EXERCISE OBJECTIVE:
Show each line from the records below in which the word "value" occurs.

Excerpts from a figure dataset:
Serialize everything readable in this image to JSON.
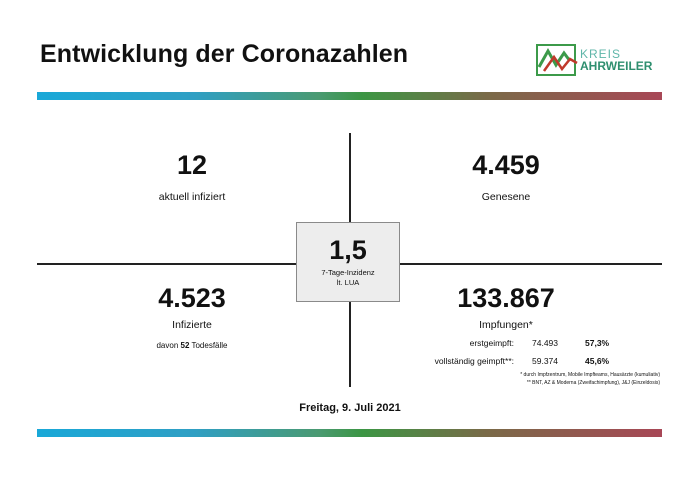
{
  "title": "Entwicklung der Coronazahlen",
  "logo": {
    "line1": "KREIS",
    "line2": "AHRWEILER",
    "colors": {
      "green": "#3c9a4a",
      "red": "#c0392b",
      "teal": "#2f8f6f"
    }
  },
  "center": {
    "value": "1,5",
    "label1": "7-Tage-Inzidenz",
    "label2": "lt. LUA"
  },
  "quadrants": {
    "active": {
      "value": "12",
      "label": "aktuell infiziert"
    },
    "recovered": {
      "value": "4.459",
      "label": "Genesene"
    },
    "infected": {
      "value": "4.523",
      "label": "Infizierte",
      "deaths_prefix": "davon ",
      "deaths_count": "52",
      "deaths_suffix": " Todesfälle"
    },
    "vaccinations": {
      "value": "133.867",
      "label": "Impfungen*"
    }
  },
  "vaccination_rows": [
    {
      "label": "erstgeimpft:",
      "count": "74.493",
      "percent": "57,3%"
    },
    {
      "label": "vollständig geimpft**:",
      "count": "59.374",
      "percent": "45,6%"
    }
  ],
  "footnotes": [
    "* durch Impfzentrum, Mobile Impfteams, Hausärzte (kumuliativ)",
    "** BNT, AZ & Moderna (Zweifachimpfung), J&J (Einzeldosis)"
  ],
  "date": "Freitag, 9. Juli 2021",
  "colors": {
    "bar_start": "#19a8d8",
    "bar_mid": "#3c9644",
    "bar_end": "#a84756"
  }
}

ANSWER SECTION:
    "value": "1,5",
      "value": "12",
      "value": "4.459",
      "value": "4.523",
      "value": "133.867",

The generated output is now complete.